==== RECORDS SUPPLIED ====

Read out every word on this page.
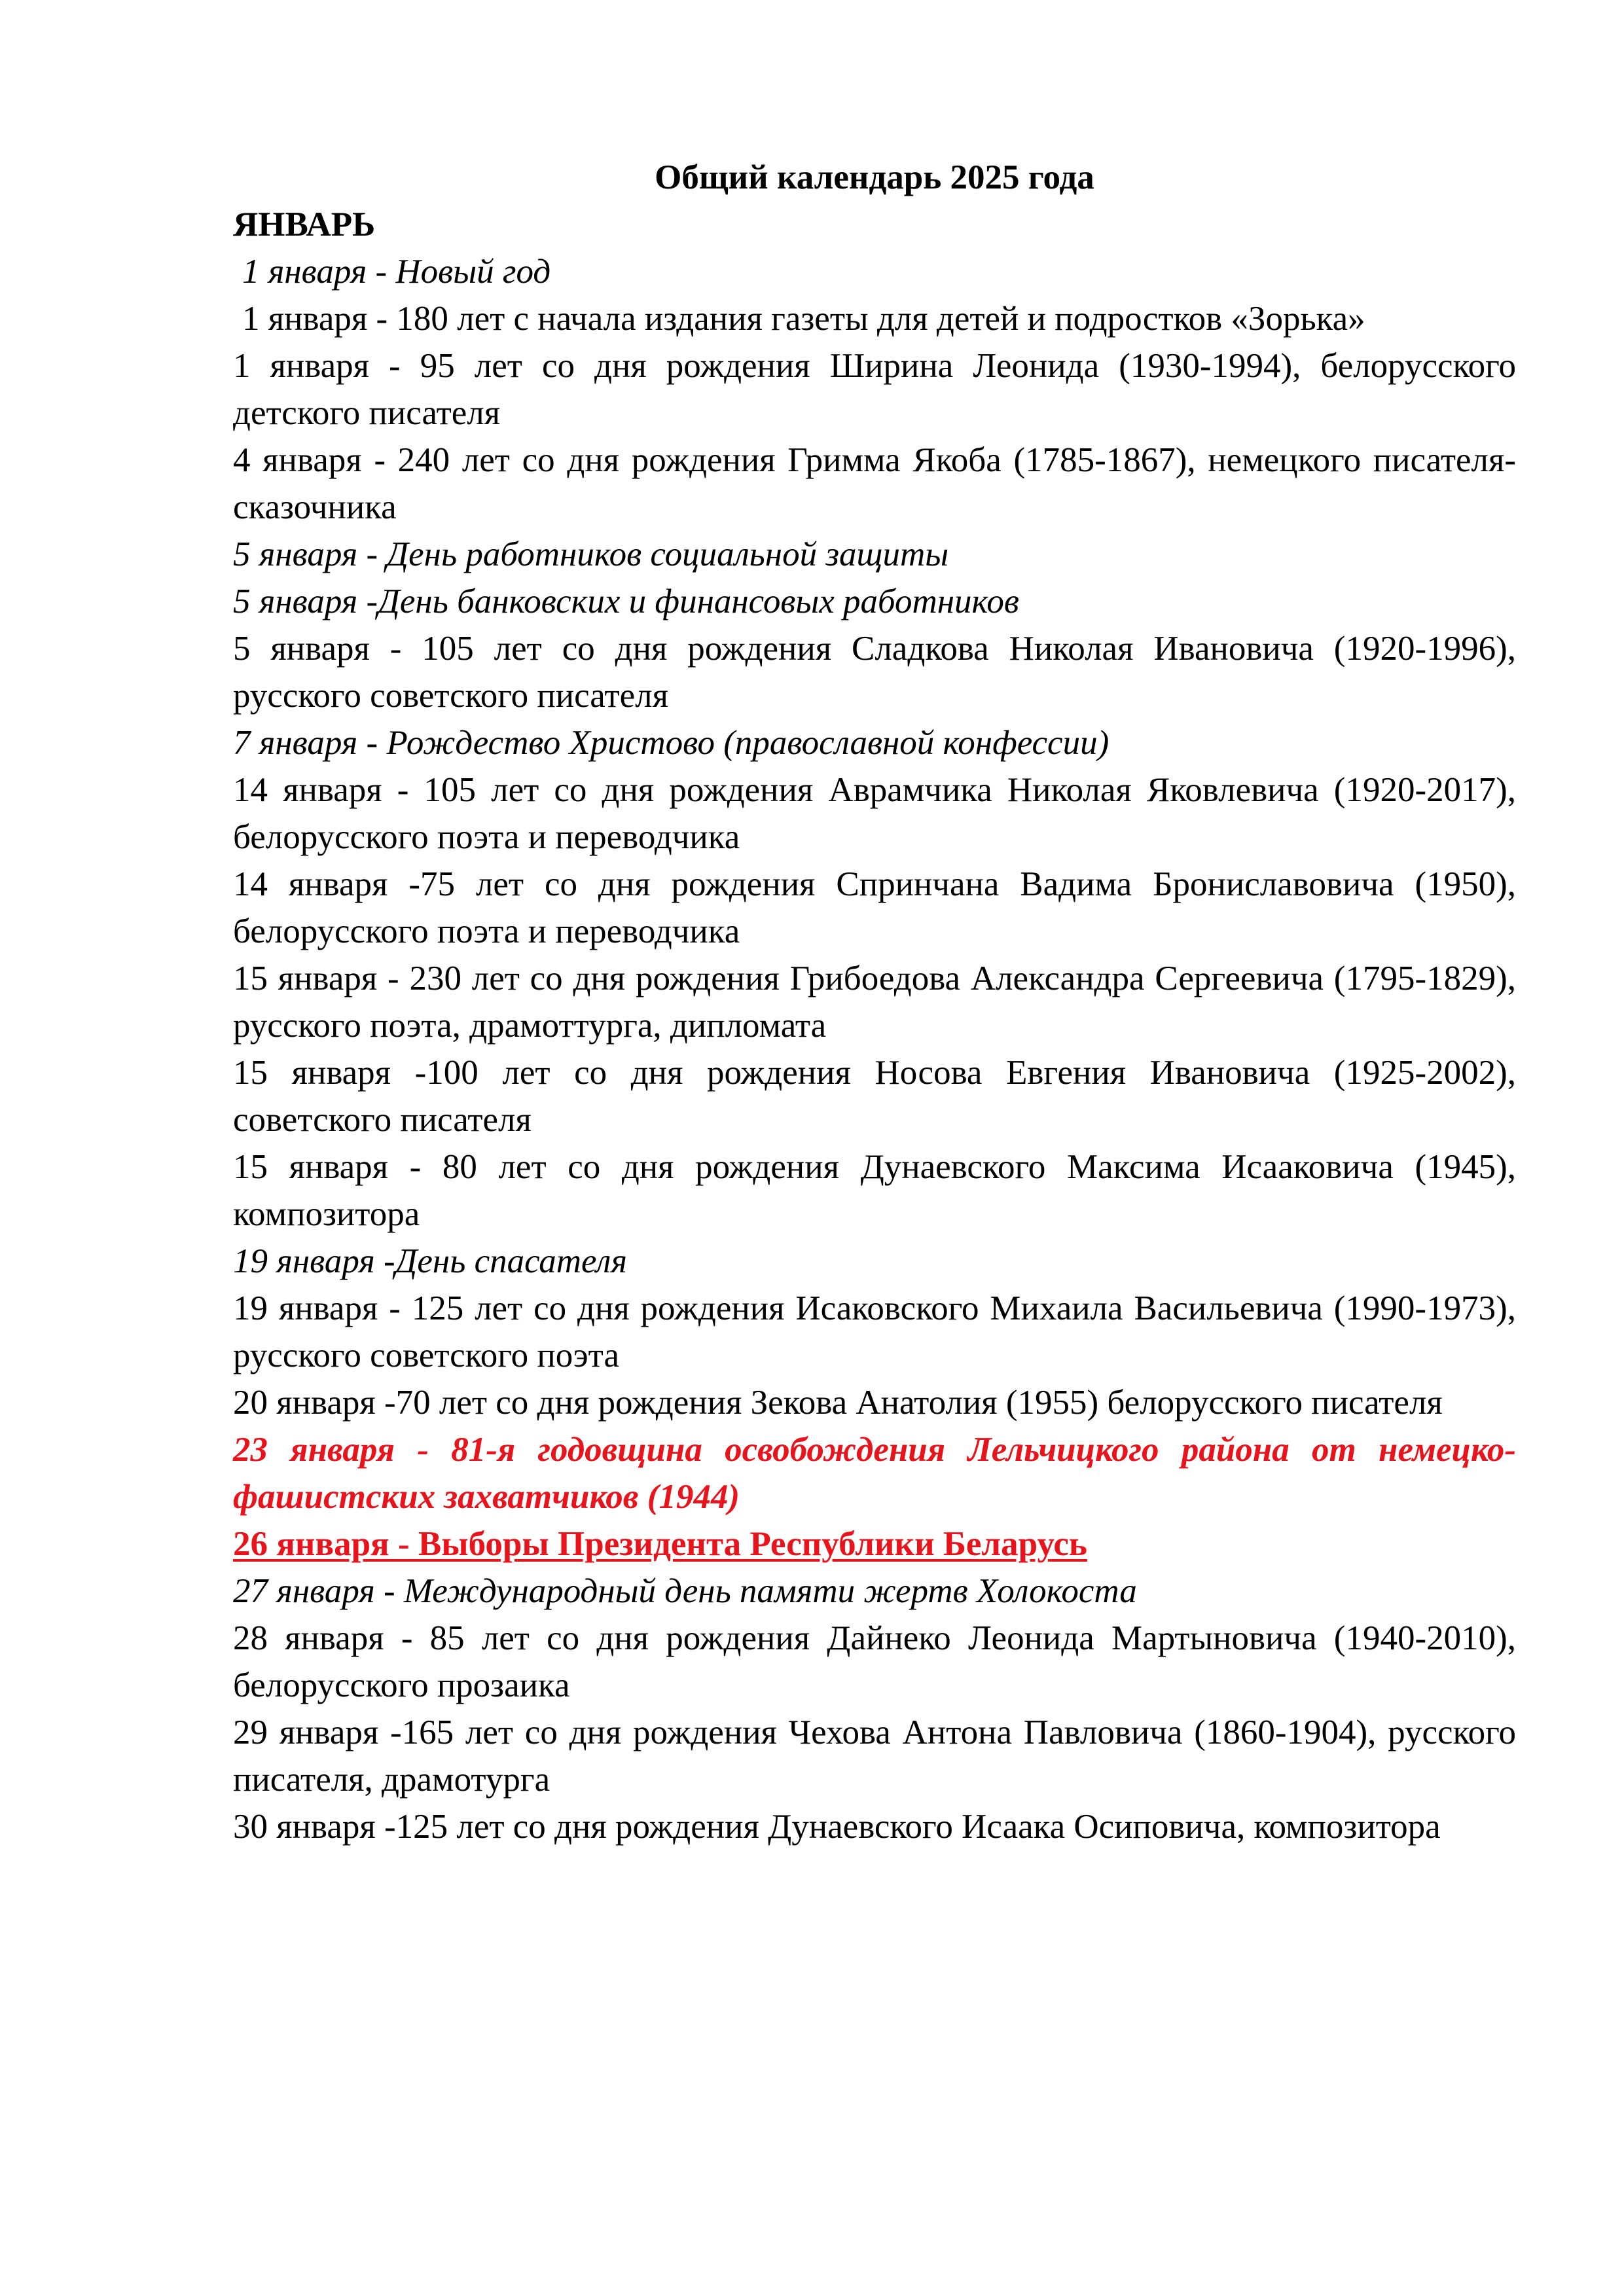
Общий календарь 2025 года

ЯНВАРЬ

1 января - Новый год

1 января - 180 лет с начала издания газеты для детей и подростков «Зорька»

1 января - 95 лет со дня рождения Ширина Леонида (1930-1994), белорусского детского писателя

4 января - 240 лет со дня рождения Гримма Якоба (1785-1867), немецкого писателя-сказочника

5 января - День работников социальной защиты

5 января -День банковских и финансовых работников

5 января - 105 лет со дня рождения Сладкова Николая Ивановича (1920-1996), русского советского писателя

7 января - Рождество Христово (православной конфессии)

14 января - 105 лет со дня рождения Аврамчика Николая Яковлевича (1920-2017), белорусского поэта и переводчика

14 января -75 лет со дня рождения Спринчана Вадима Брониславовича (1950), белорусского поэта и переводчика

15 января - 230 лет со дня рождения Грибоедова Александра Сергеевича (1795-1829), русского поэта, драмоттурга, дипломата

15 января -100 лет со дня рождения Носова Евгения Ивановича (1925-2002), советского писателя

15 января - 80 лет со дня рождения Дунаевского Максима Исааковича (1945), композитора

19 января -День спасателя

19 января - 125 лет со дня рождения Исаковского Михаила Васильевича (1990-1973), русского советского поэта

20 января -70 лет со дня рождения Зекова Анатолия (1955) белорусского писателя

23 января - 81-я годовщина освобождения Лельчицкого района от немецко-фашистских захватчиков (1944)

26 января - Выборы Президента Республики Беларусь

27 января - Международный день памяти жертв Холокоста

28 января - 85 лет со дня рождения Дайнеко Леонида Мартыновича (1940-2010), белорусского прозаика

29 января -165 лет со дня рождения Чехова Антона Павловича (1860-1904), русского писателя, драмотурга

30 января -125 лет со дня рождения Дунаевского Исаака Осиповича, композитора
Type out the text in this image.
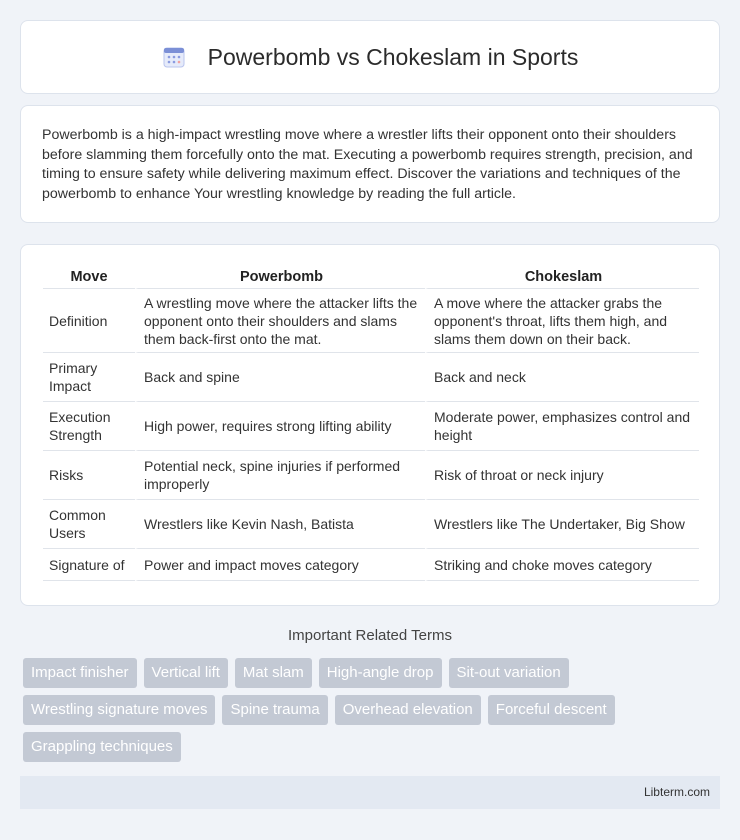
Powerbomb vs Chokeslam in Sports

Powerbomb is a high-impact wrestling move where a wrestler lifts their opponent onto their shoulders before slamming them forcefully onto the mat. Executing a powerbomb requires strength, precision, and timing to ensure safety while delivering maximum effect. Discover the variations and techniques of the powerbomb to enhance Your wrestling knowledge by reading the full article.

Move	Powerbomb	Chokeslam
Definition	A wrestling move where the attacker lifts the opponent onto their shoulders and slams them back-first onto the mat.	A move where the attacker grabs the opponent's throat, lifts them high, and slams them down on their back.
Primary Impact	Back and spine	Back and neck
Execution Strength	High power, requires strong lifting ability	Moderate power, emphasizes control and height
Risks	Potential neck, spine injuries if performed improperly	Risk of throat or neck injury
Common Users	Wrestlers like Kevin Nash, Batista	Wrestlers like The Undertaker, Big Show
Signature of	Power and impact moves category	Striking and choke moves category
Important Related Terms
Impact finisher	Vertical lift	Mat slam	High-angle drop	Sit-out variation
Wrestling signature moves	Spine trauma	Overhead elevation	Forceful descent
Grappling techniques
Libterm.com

====

> _YOUR INSTRUCTIONS_:
Only lines with the word "писателя" are wanted, so copy each one from the records.

> _TASK SOLUTION_:
1 января - 95 лет со дня рождения Ширина Леонида (1930-1994), белорусского детского писателя
4 января - 240 лет со дня рождения Гримма Якоба (1785-1867), немецкого писателя-сказочника
5 января - 105 лет со дня рождения Сладкова Николая Ивановича (1920-1996), русского советского писателя
15 января -100 лет со дня рождения Носова Евгения Ивановича (1925-2002), советского писателя
20 января -70 лет со дня рождения Зекова Анатолия (1955) белорусского писателя
29 января -165 лет со дня рождения Чехова Антона Павловича (1860-1904), русского писателя, драмотурга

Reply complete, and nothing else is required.